GIVEN TASK: Make an exact copy of each entry, leaving out every picture.

- - - - - - -

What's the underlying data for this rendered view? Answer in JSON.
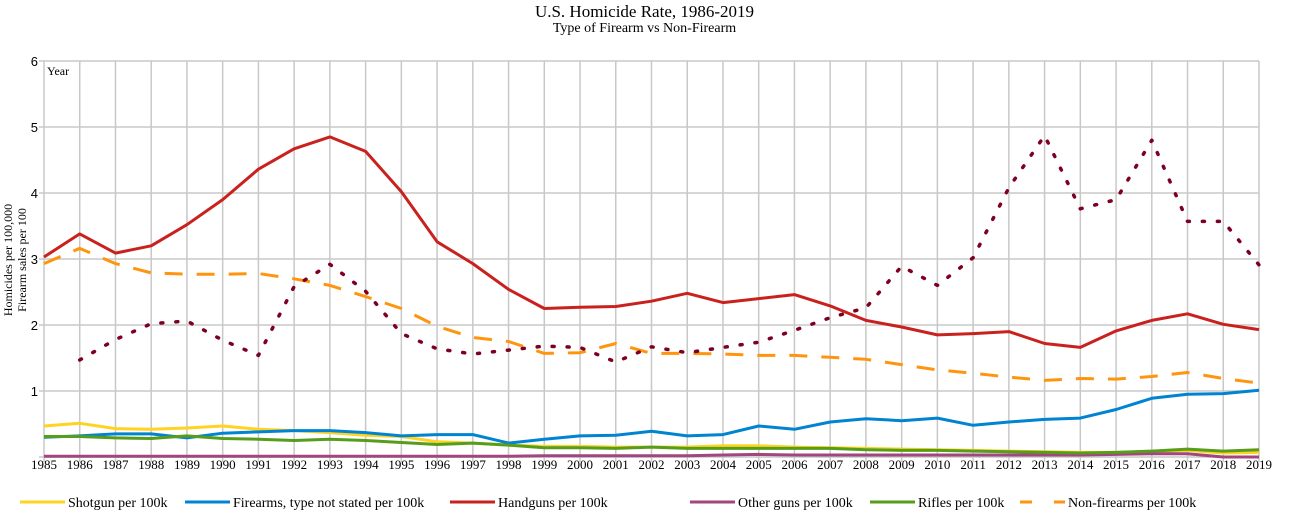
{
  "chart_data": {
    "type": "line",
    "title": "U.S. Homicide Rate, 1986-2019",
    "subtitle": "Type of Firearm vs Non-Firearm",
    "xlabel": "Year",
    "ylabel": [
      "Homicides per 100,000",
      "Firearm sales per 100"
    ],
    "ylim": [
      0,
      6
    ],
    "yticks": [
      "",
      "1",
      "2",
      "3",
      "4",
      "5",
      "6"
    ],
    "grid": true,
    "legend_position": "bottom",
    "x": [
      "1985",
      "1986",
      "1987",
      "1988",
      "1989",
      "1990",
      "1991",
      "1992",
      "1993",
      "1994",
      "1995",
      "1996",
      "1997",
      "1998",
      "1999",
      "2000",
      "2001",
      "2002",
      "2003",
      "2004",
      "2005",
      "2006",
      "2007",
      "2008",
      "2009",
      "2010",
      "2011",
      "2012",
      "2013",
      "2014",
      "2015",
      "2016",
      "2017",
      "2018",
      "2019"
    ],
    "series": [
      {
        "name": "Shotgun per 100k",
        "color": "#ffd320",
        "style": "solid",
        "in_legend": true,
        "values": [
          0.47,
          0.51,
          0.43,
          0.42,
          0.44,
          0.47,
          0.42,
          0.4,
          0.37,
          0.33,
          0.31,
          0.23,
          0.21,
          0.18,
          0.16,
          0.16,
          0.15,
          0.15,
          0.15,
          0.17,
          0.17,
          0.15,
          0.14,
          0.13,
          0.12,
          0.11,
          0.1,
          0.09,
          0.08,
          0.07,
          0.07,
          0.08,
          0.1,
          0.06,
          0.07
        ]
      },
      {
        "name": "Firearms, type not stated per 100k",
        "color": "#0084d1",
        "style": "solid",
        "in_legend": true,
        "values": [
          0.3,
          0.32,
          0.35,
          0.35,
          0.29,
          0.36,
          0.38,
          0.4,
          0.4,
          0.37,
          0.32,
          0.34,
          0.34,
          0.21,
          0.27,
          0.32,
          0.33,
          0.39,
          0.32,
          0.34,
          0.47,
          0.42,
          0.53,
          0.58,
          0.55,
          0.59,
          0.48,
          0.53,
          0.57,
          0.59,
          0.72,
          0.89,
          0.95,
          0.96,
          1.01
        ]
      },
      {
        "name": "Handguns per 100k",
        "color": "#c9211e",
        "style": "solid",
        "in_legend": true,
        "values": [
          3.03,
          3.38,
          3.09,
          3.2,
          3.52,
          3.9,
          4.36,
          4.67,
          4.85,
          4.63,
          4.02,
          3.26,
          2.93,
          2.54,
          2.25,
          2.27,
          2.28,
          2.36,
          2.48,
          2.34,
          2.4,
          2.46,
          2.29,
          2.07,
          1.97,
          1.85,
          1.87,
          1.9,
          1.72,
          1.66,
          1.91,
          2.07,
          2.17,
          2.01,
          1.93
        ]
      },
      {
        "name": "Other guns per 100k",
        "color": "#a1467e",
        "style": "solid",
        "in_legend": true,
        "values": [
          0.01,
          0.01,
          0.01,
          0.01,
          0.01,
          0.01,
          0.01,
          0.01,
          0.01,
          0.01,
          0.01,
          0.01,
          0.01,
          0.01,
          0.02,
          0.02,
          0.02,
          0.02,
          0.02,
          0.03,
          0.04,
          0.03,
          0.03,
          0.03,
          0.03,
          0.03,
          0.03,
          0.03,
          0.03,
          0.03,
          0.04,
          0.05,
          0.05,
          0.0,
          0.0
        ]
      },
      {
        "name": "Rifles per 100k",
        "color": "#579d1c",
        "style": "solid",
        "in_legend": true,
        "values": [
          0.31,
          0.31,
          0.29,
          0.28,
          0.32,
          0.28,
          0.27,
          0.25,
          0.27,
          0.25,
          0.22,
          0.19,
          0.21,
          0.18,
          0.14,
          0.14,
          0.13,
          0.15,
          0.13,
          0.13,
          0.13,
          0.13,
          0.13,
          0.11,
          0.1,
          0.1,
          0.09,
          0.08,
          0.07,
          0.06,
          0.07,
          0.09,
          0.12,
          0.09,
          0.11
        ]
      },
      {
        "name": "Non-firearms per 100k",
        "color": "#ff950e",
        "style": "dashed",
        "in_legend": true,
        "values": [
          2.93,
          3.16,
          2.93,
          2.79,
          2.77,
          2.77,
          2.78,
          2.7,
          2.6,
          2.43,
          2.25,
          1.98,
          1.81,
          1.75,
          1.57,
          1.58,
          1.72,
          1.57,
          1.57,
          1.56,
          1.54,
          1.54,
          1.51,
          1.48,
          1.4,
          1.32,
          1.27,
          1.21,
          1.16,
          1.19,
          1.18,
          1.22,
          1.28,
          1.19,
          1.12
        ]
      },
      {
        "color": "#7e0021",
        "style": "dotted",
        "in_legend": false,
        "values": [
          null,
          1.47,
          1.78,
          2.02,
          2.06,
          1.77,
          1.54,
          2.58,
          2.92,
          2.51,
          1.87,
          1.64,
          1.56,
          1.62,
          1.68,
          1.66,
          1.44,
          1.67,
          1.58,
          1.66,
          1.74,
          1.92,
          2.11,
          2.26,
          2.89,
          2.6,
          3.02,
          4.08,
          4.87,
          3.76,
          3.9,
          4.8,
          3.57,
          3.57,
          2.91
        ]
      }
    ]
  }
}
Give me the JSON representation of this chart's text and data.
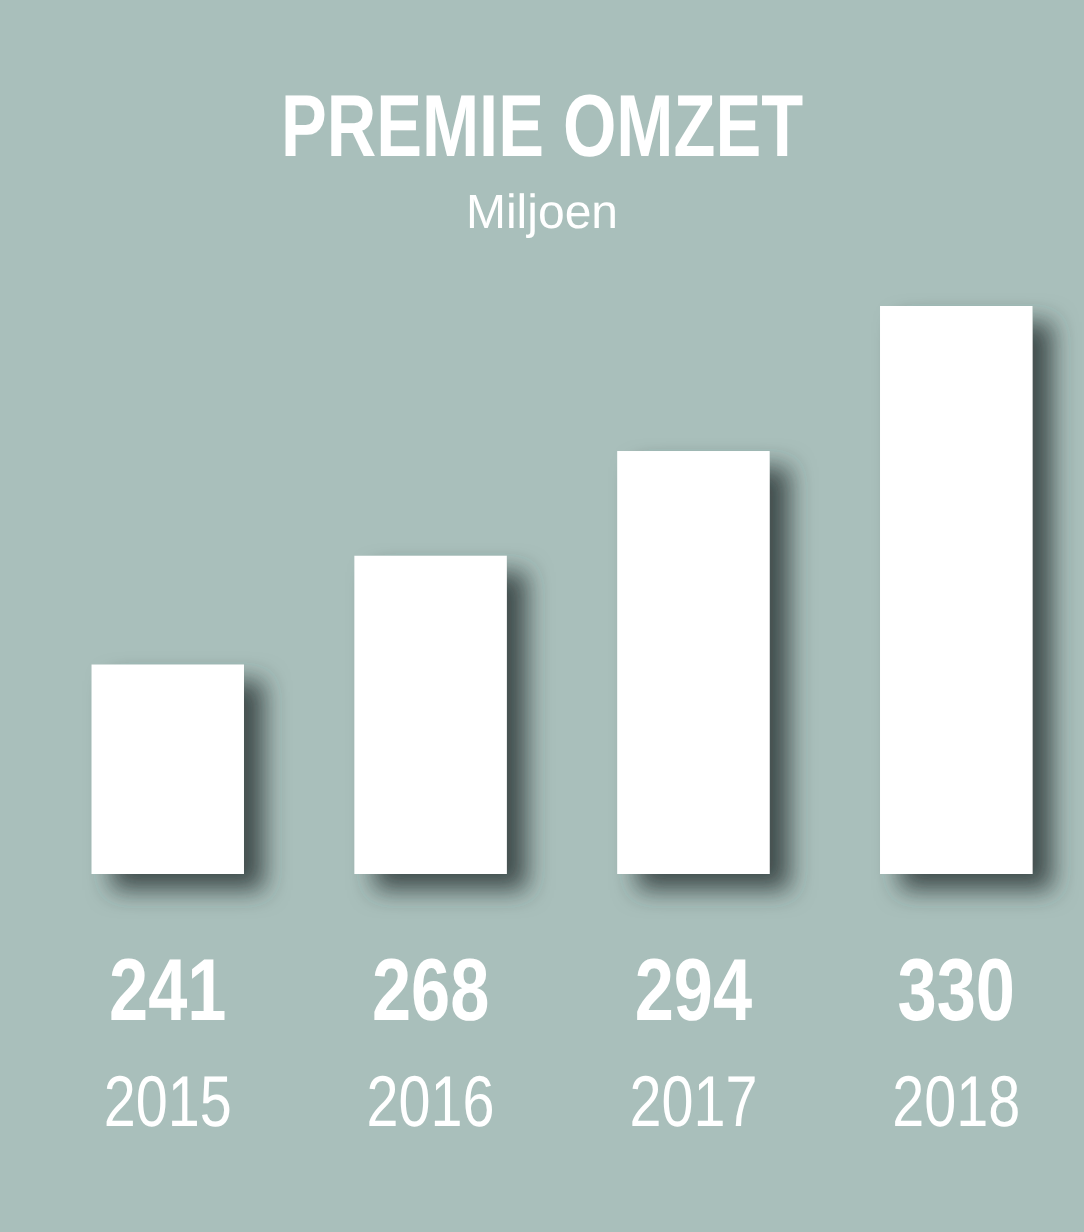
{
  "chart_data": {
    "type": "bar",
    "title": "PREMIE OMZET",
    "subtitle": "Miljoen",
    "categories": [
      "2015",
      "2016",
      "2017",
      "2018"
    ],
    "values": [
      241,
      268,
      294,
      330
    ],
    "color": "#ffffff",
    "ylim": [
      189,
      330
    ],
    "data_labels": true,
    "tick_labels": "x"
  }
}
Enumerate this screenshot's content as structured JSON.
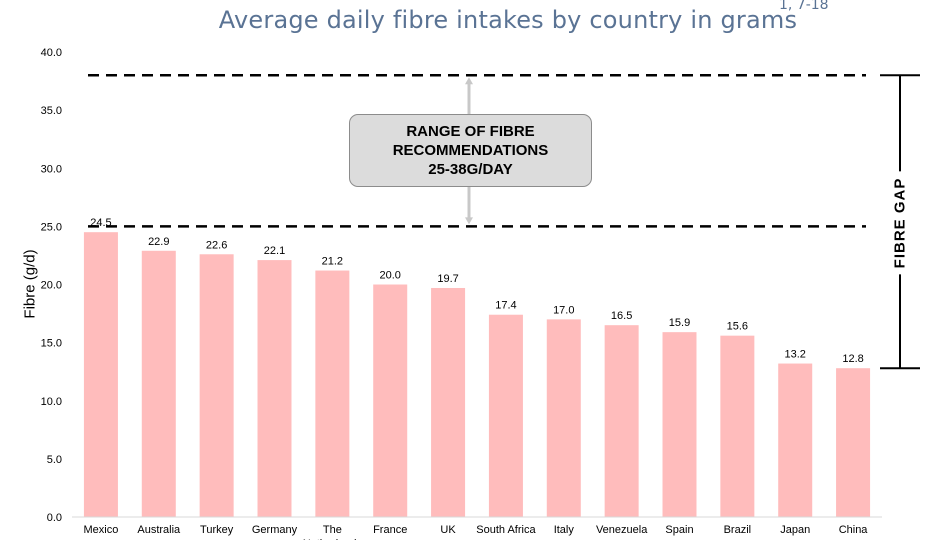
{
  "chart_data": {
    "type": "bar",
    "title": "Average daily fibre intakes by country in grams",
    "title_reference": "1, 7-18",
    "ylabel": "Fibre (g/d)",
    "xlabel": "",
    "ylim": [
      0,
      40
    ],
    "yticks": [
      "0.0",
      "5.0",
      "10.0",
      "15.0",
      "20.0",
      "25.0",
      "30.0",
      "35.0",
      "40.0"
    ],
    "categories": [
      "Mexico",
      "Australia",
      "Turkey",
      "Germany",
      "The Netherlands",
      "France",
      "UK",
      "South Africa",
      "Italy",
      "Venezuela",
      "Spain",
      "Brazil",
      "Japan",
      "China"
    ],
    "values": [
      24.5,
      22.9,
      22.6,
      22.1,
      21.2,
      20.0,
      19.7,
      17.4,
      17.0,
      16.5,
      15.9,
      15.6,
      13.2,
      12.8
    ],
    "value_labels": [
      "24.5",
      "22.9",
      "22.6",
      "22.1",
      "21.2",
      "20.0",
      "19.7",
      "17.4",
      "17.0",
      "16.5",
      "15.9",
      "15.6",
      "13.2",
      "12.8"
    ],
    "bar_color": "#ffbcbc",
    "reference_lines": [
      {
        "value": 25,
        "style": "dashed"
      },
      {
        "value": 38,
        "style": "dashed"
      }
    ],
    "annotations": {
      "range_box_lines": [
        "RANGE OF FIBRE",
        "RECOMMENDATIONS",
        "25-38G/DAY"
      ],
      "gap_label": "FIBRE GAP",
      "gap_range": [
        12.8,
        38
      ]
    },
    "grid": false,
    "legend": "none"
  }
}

- - - - - - -

TASK SOLUTION:
What's the underlying data for this rendered view? Answer in JSON.
{
  "chart_data": {
    "type": "line",
    "title": "U.S. Homicide Rate, 1986-2019",
    "subtitle": "Type of Firearm vs Non-Firearm",
    "xlabel": "Year",
    "ylabel": [
      "Homicides per 100,000",
      "Firearm sales per 100"
    ],
    "ylim": [
      0,
      6
    ],
    "yticks": [
      "",
      "1",
      "2",
      "3",
      "4",
      "5",
      "6"
    ],
    "grid": true,
    "legend_position": "bottom",
    "x": [
      "1985",
      "1986",
      "1987",
      "1988",
      "1989",
      "1990",
      "1991",
      "1992",
      "1993",
      "1994",
      "1995",
      "1996",
      "1997",
      "1998",
      "1999",
      "2000",
      "2001",
      "2002",
      "2003",
      "2004",
      "2005",
      "2006",
      "2007",
      "2008",
      "2009",
      "2010",
      "2011",
      "2012",
      "2013",
      "2014",
      "2015",
      "2016",
      "2017",
      "2018",
      "2019"
    ],
    "series": [
      {
        "name": "Shotgun per 100k",
        "color": "#ffd320",
        "style": "solid",
        "in_legend": true,
        "values": [
          0.47,
          0.51,
          0.43,
          0.42,
          0.44,
          0.47,
          0.42,
          0.4,
          0.37,
          0.33,
          0.31,
          0.23,
          0.21,
          0.18,
          0.16,
          0.16,
          0.15,
          0.15,
          0.15,
          0.17,
          0.17,
          0.15,
          0.14,
          0.13,
          0.12,
          0.11,
          0.1,
          0.09,
          0.08,
          0.07,
          0.07,
          0.08,
          0.1,
          0.06,
          0.07
        ]
      },
      {
        "name": "Firearms, type not stated per 100k",
        "color": "#0084d1",
        "style": "solid",
        "in_legend": true,
        "values": [
          0.3,
          0.32,
          0.35,
          0.35,
          0.29,
          0.36,
          0.38,
          0.4,
          0.4,
          0.37,
          0.32,
          0.34,
          0.34,
          0.21,
          0.27,
          0.32,
          0.33,
          0.39,
          0.32,
          0.34,
          0.47,
          0.42,
          0.53,
          0.58,
          0.55,
          0.59,
          0.48,
          0.53,
          0.57,
          0.59,
          0.72,
          0.89,
          0.95,
          0.96,
          1.01
        ]
      },
      {
        "name": "Handguns per 100k",
        "color": "#c9211e",
        "style": "solid",
        "in_legend": true,
        "values": [
          3.03,
          3.38,
          3.09,
          3.2,
          3.52,
          3.9,
          4.36,
          4.67,
          4.85,
          4.63,
          4.02,
          3.26,
          2.93,
          2.54,
          2.25,
          2.27,
          2.28,
          2.36,
          2.48,
          2.34,
          2.4,
          2.46,
          2.29,
          2.07,
          1.97,
          1.85,
          1.87,
          1.9,
          1.72,
          1.66,
          1.91,
          2.07,
          2.17,
          2.01,
          1.93
        ]
      },
      {
        "name": "Other guns per 100k",
        "color": "#a1467e",
        "style": "solid",
        "in_legend": true,
        "values": [
          0.01,
          0.01,
          0.01,
          0.01,
          0.01,
          0.01,
          0.01,
          0.01,
          0.01,
          0.01,
          0.01,
          0.01,
          0.01,
          0.01,
          0.02,
          0.02,
          0.02,
          0.02,
          0.02,
          0.03,
          0.04,
          0.03,
          0.03,
          0.03,
          0.03,
          0.03,
          0.03,
          0.03,
          0.03,
          0.03,
          0.04,
          0.05,
          0.05,
          0.0,
          0.0
        ]
      },
      {
        "name": "Rifles per 100k",
        "color": "#579d1c",
        "style": "solid",
        "in_legend": true,
        "values": [
          0.31,
          0.31,
          0.29,
          0.28,
          0.32,
          0.28,
          0.27,
          0.25,
          0.27,
          0.25,
          0.22,
          0.19,
          0.21,
          0.18,
          0.14,
          0.14,
          0.13,
          0.15,
          0.13,
          0.13,
          0.13,
          0.13,
          0.13,
          0.11,
          0.1,
          0.1,
          0.09,
          0.08,
          0.07,
          0.06,
          0.07,
          0.09,
          0.12,
          0.09,
          0.11
        ]
      },
      {
        "name": "Non-firearms per 100k",
        "color": "#ff950e",
        "style": "dashed",
        "in_legend": true,
        "values": [
          2.93,
          3.16,
          2.93,
          2.79,
          2.77,
          2.77,
          2.78,
          2.7,
          2.6,
          2.43,
          2.25,
          1.98,
          1.81,
          1.75,
          1.57,
          1.58,
          1.72,
          1.57,
          1.57,
          1.56,
          1.54,
          1.54,
          1.51,
          1.48,
          1.4,
          1.32,
          1.27,
          1.21,
          1.16,
          1.19,
          1.18,
          1.22,
          1.28,
          1.19,
          1.12
        ]
      },
      {
        "color": "#7e0021",
        "style": "dotted",
        "in_legend": false,
        "values": [
          null,
          1.47,
          1.78,
          2.02,
          2.06,
          1.77,
          1.54,
          2.58,
          2.92,
          2.51,
          1.87,
          1.64,
          1.56,
          1.62,
          1.68,
          1.66,
          1.44,
          1.67,
          1.58,
          1.66,
          1.74,
          1.92,
          2.11,
          2.26,
          2.89,
          2.6,
          3.02,
          4.08,
          4.87,
          3.76,
          3.9,
          4.8,
          3.57,
          3.57,
          2.91
        ]
      }
    ]
  }
}
Give me the JSON representation of this chart's text and data.
{
  "chart_data": {
    "type": "bar",
    "title": "PREMIE OMZET",
    "subtitle": "Miljoen",
    "categories": [
      "2015",
      "2016",
      "2017",
      "2018"
    ],
    "values": [
      241,
      268,
      294,
      330
    ],
    "color": "#ffffff",
    "ylim": [
      189,
      330
    ],
    "data_labels": true,
    "tick_labels": "x"
  }
}
Enumerate this screenshot's content as structured JSON.
{
  "chart_data": {
    "type": "bar",
    "title": "Average daily fibre intakes by country in grams",
    "title_reference": "1, 7-18",
    "ylabel": "Fibre (g/d)",
    "xlabel": "",
    "ylim": [
      0,
      40
    ],
    "yticks": [
      "0.0",
      "5.0",
      "10.0",
      "15.0",
      "20.0",
      "25.0",
      "30.0",
      "35.0",
      "40.0"
    ],
    "categories": [
      "Mexico",
      "Australia",
      "Turkey",
      "Germany",
      "The Netherlands",
      "France",
      "UK",
      "South Africa",
      "Italy",
      "Venezuela",
      "Spain",
      "Brazil",
      "Japan",
      "China"
    ],
    "values": [
      24.5,
      22.9,
      22.6,
      22.1,
      21.2,
      20.0,
      19.7,
      17.4,
      17.0,
      16.5,
      15.9,
      15.6,
      13.2,
      12.8
    ],
    "value_labels": [
      "24.5",
      "22.9",
      "22.6",
      "22.1",
      "21.2",
      "20.0",
      "19.7",
      "17.4",
      "17.0",
      "16.5",
      "15.9",
      "15.6",
      "13.2",
      "12.8"
    ],
    "bar_color": "#ffbcbc",
    "reference_lines": [
      {
        "value": 25,
        "style": "dashed"
      },
      {
        "value": 38,
        "style": "dashed"
      }
    ],
    "annotations": {
      "range_box_lines": [
        "RANGE OF FIBRE",
        "RECOMMENDATIONS",
        "25-38G/DAY"
      ],
      "gap_label": "FIBRE GAP",
      "gap_range": [
        12.8,
        38
      ]
    },
    "grid": false,
    "legend": "none"
  }
}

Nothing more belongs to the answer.